MATERIAL PROVIDED ->
** begin **

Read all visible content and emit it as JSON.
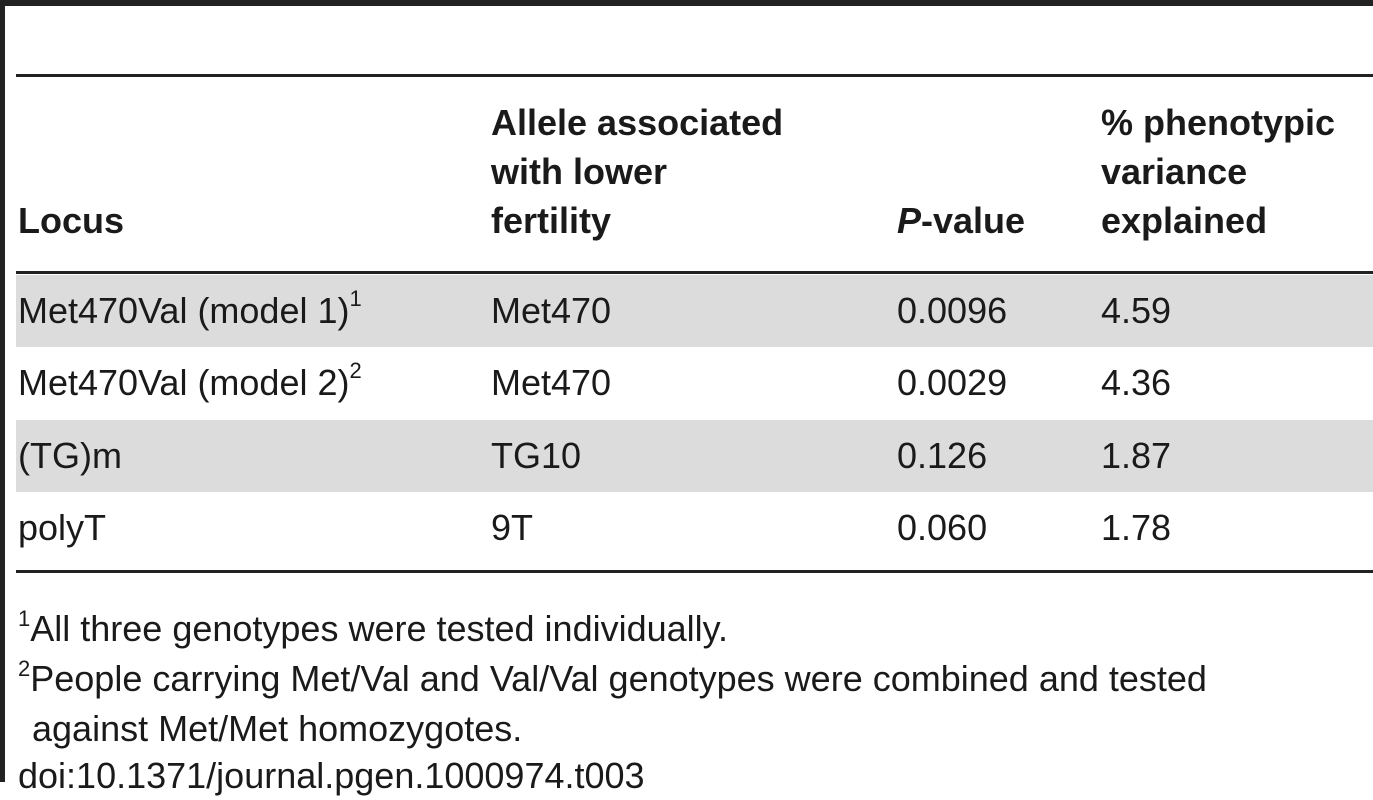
{
  "table": {
    "headers": {
      "locus": "Locus",
      "allele": "Allele associated\nwith lower\nfertility",
      "pvalue_italic": "P",
      "pvalue_rest": "-value",
      "variance": "% phenotypic\nvariance\nexplained"
    },
    "rows": [
      {
        "locus": "Met470Val (model 1)",
        "sup": "1",
        "allele": "Met470",
        "pvalue": "0.0096",
        "variance": "4.59"
      },
      {
        "locus": "Met470Val (model 2)",
        "sup": "2",
        "allele": "Met470",
        "pvalue": "0.0029",
        "variance": "4.36"
      },
      {
        "locus": "(TG)m",
        "sup": "",
        "allele": "TG10",
        "pvalue": "0.126",
        "variance": "1.87"
      },
      {
        "locus": "polyT",
        "sup": "",
        "allele": "9T",
        "pvalue": "0.060",
        "variance": "1.78"
      }
    ]
  },
  "footnotes": {
    "fn1_mark": "1",
    "fn1_text": "All three genotypes were tested individually.",
    "fn2_mark": "2",
    "fn2_line1": "People carrying Met/Val and Val/Val genotypes were combined and tested",
    "fn2_line2": "against Met/Met homozygotes."
  },
  "doi": "doi:10.1371/journal.pgen.1000974.t003"
}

** end **

THE REQUEST ->
Every entry above should be duplicated exactly. Do not include the images.

RESPONSE FOR THIS EXERCISE ->
Read all visible content and emit it as JSON.
{
  "table": {
    "headers": {
      "locus": "Locus",
      "allele": "Allele associated\nwith lower\nfertility",
      "pvalue_italic": "P",
      "pvalue_rest": "-value",
      "variance": "% phenotypic\nvariance\nexplained"
    },
    "rows": [
      {
        "locus": "Met470Val (model 1)",
        "sup": "1",
        "allele": "Met470",
        "pvalue": "0.0096",
        "variance": "4.59"
      },
      {
        "locus": "Met470Val (model 2)",
        "sup": "2",
        "allele": "Met470",
        "pvalue": "0.0029",
        "variance": "4.36"
      },
      {
        "locus": "(TG)m",
        "sup": "",
        "allele": "TG10",
        "pvalue": "0.126",
        "variance": "1.87"
      },
      {
        "locus": "polyT",
        "sup": "",
        "allele": "9T",
        "pvalue": "0.060",
        "variance": "1.78"
      }
    ]
  },
  "footnotes": {
    "fn1_mark": "1",
    "fn1_text": "All three genotypes were tested individually.",
    "fn2_mark": "2",
    "fn2_line1": "People carrying Met/Val and Val/Val genotypes were combined and tested",
    "fn2_line2": "against Met/Met homozygotes."
  },
  "doi": "doi:10.1371/journal.pgen.1000974.t003"
}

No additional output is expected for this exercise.